- [Task statement] Reproduce the material in full, exactly as written.

- [Data section]
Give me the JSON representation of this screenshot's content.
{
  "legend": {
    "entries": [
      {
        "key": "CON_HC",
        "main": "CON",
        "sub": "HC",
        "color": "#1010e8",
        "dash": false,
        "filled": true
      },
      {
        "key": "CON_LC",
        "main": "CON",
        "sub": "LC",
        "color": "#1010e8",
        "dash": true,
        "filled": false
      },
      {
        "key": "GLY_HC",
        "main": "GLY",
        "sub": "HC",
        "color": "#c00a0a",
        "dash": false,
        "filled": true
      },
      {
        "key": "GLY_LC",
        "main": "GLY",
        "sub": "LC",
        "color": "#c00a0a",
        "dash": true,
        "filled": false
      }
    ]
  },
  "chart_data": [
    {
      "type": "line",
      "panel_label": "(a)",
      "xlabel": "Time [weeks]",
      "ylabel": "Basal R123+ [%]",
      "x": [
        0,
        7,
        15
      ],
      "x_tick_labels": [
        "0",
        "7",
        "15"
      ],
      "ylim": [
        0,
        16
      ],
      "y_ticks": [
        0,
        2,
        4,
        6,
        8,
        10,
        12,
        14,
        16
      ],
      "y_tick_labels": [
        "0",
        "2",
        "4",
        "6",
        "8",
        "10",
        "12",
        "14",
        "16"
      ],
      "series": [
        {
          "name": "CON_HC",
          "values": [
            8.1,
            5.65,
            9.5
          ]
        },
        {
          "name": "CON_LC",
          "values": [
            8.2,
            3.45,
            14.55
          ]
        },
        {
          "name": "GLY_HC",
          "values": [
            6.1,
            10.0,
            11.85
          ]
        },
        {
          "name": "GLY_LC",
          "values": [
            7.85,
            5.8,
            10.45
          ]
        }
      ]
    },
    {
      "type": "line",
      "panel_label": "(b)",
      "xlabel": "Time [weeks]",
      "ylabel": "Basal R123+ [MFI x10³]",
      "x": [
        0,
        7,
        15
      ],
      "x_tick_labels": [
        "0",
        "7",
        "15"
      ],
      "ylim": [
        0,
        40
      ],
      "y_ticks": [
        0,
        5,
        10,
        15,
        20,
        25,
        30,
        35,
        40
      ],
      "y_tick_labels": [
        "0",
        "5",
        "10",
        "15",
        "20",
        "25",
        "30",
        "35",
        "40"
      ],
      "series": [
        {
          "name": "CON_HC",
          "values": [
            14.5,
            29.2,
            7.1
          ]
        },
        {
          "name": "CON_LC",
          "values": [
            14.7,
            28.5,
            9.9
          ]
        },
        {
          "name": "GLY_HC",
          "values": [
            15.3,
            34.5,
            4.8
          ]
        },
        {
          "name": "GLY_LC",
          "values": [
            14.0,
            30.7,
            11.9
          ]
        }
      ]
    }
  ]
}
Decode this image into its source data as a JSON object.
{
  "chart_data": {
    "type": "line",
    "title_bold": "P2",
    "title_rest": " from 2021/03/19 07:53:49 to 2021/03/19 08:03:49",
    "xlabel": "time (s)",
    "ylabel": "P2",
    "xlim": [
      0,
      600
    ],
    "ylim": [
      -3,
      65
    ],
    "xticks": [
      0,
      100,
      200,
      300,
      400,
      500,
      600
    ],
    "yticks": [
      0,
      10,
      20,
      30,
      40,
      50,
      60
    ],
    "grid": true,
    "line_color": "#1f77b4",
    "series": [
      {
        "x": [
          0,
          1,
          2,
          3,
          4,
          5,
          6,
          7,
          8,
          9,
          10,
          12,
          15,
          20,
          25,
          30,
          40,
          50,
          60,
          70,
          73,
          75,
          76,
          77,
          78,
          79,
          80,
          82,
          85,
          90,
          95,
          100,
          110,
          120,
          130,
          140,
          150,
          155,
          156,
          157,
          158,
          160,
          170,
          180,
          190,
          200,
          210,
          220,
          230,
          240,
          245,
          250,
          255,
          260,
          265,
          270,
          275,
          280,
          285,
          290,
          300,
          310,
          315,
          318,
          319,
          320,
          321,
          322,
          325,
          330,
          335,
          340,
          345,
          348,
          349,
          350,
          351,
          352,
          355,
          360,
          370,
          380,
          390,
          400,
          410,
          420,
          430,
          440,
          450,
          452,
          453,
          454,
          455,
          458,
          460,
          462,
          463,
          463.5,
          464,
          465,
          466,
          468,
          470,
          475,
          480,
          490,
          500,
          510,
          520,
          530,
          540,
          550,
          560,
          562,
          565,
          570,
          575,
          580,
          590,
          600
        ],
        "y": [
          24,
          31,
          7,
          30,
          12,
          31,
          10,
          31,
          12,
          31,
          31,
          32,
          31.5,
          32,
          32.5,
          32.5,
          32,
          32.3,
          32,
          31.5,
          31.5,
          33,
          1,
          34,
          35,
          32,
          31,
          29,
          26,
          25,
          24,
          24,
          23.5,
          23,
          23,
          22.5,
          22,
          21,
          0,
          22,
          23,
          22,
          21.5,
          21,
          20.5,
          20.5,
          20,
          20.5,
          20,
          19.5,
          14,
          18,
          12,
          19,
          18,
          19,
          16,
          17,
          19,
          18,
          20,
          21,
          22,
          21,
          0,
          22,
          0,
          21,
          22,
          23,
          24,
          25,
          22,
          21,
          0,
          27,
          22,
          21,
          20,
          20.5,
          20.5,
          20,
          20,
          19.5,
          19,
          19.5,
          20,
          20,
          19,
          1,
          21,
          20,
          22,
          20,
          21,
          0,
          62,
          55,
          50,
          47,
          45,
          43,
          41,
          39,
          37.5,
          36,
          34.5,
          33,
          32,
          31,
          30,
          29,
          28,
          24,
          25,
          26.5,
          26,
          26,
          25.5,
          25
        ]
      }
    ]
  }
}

- [The answer]
Give me the JSON representation of this screenshot's content.
{
  "legend": {
    "entries": [
      {
        "key": "CON_HC",
        "main": "CON",
        "sub": "HC",
        "color": "#1010e8",
        "dash": false,
        "filled": true
      },
      {
        "key": "CON_LC",
        "main": "CON",
        "sub": "LC",
        "color": "#1010e8",
        "dash": true,
        "filled": false
      },
      {
        "key": "GLY_HC",
        "main": "GLY",
        "sub": "HC",
        "color": "#c00a0a",
        "dash": false,
        "filled": true
      },
      {
        "key": "GLY_LC",
        "main": "GLY",
        "sub": "LC",
        "color": "#c00a0a",
        "dash": true,
        "filled": false
      }
    ]
  },
  "chart_data": [
    {
      "type": "line",
      "panel_label": "(a)",
      "xlabel": "Time [weeks]",
      "ylabel": "Basal R123+ [%]",
      "x": [
        0,
        7,
        15
      ],
      "x_tick_labels": [
        "0",
        "7",
        "15"
      ],
      "ylim": [
        0,
        16
      ],
      "y_ticks": [
        0,
        2,
        4,
        6,
        8,
        10,
        12,
        14,
        16
      ],
      "y_tick_labels": [
        "0",
        "2",
        "4",
        "6",
        "8",
        "10",
        "12",
        "14",
        "16"
      ],
      "series": [
        {
          "name": "CON_HC",
          "values": [
            8.1,
            5.65,
            9.5
          ]
        },
        {
          "name": "CON_LC",
          "values": [
            8.2,
            3.45,
            14.55
          ]
        },
        {
          "name": "GLY_HC",
          "values": [
            6.1,
            10.0,
            11.85
          ]
        },
        {
          "name": "GLY_LC",
          "values": [
            7.85,
            5.8,
            10.45
          ]
        }
      ]
    },
    {
      "type": "line",
      "panel_label": "(b)",
      "xlabel": "Time [weeks]",
      "ylabel": "Basal R123+ [MFI x10³]",
      "x": [
        0,
        7,
        15
      ],
      "x_tick_labels": [
        "0",
        "7",
        "15"
      ],
      "ylim": [
        0,
        40
      ],
      "y_ticks": [
        0,
        5,
        10,
        15,
        20,
        25,
        30,
        35,
        40
      ],
      "y_tick_labels": [
        "0",
        "5",
        "10",
        "15",
        "20",
        "25",
        "30",
        "35",
        "40"
      ],
      "series": [
        {
          "name": "CON_HC",
          "values": [
            14.5,
            29.2,
            7.1
          ]
        },
        {
          "name": "CON_LC",
          "values": [
            14.7,
            28.5,
            9.9
          ]
        },
        {
          "name": "GLY_HC",
          "values": [
            15.3,
            34.5,
            4.8
          ]
        },
        {
          "name": "GLY_LC",
          "values": [
            14.0,
            30.7,
            11.9
          ]
        }
      ]
    }
  ]
}
Decode this image into its source data as a JSON object.
{
  "chart_data": {
    "type": "line",
    "title_bold": "P2",
    "title_rest": " from 2021/03/19 07:53:49 to 2021/03/19 08:03:49",
    "xlabel": "time (s)",
    "ylabel": "P2",
    "xlim": [
      0,
      600
    ],
    "ylim": [
      -3,
      65
    ],
    "xticks": [
      0,
      100,
      200,
      300,
      400,
      500,
      600
    ],
    "yticks": [
      0,
      10,
      20,
      30,
      40,
      50,
      60
    ],
    "grid": true,
    "line_color": "#1f77b4",
    "series": [
      {
        "x": [
          0,
          1,
          2,
          3,
          4,
          5,
          6,
          7,
          8,
          9,
          10,
          12,
          15,
          20,
          25,
          30,
          40,
          50,
          60,
          70,
          73,
          75,
          76,
          77,
          78,
          79,
          80,
          82,
          85,
          90,
          95,
          100,
          110,
          120,
          130,
          140,
          150,
          155,
          156,
          157,
          158,
          160,
          170,
          180,
          190,
          200,
          210,
          220,
          230,
          240,
          245,
          250,
          255,
          260,
          265,
          270,
          275,
          280,
          285,
          290,
          300,
          310,
          315,
          318,
          319,
          320,
          321,
          322,
          325,
          330,
          335,
          340,
          345,
          348,
          349,
          350,
          351,
          352,
          355,
          360,
          370,
          380,
          390,
          400,
          410,
          420,
          430,
          440,
          450,
          452,
          453,
          454,
          455,
          458,
          460,
          462,
          463,
          463.5,
          464,
          465,
          466,
          468,
          470,
          475,
          480,
          490,
          500,
          510,
          520,
          530,
          540,
          550,
          560,
          562,
          565,
          570,
          575,
          580,
          590,
          600
        ],
        "y": [
          24,
          31,
          7,
          30,
          12,
          31,
          10,
          31,
          12,
          31,
          31,
          32,
          31.5,
          32,
          32.5,
          32.5,
          32,
          32.3,
          32,
          31.5,
          31.5,
          33,
          1,
          34,
          35,
          32,
          31,
          29,
          26,
          25,
          24,
          24,
          23.5,
          23,
          23,
          22.5,
          22,
          21,
          0,
          22,
          23,
          22,
          21.5,
          21,
          20.5,
          20.5,
          20,
          20.5,
          20,
          19.5,
          14,
          18,
          12,
          19,
          18,
          19,
          16,
          17,
          19,
          18,
          20,
          21,
          22,
          21,
          0,
          22,
          0,
          21,
          22,
          23,
          24,
          25,
          22,
          21,
          0,
          27,
          22,
          21,
          20,
          20.5,
          20.5,
          20,
          20,
          19.5,
          19,
          19.5,
          20,
          20,
          19,
          1,
          21,
          20,
          22,
          20,
          21,
          0,
          62,
          55,
          50,
          47,
          45,
          43,
          41,
          39,
          37.5,
          36,
          34.5,
          33,
          32,
          31,
          30,
          29,
          28,
          24,
          25,
          26.5,
          26,
          26,
          25.5,
          25
        ]
      }
    ]
  }
}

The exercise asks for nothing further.